Only the number is wanted: count the lines in the data with "name" in them.

— START —

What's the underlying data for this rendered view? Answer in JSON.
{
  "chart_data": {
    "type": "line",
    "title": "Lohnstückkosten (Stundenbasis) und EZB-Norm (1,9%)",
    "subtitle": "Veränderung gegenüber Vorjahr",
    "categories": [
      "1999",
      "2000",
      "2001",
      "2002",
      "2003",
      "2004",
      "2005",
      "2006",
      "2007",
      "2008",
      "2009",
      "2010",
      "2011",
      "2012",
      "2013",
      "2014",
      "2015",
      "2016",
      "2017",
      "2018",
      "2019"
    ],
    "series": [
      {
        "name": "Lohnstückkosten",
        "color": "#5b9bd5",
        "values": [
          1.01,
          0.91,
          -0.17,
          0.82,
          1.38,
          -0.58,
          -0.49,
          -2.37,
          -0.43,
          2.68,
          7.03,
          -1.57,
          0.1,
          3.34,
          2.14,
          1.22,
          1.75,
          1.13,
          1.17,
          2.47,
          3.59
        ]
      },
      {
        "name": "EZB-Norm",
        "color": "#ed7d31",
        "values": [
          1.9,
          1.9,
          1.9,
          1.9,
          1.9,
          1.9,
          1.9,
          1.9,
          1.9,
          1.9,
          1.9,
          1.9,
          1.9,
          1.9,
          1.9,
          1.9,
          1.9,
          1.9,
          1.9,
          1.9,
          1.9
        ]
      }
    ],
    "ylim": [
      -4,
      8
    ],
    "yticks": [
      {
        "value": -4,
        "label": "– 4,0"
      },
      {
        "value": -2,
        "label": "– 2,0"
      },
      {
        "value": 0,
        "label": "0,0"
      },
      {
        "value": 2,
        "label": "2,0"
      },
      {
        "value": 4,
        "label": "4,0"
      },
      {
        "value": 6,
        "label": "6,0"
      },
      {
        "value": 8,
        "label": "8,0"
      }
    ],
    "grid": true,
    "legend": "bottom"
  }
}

— END —

Response to this exercise
2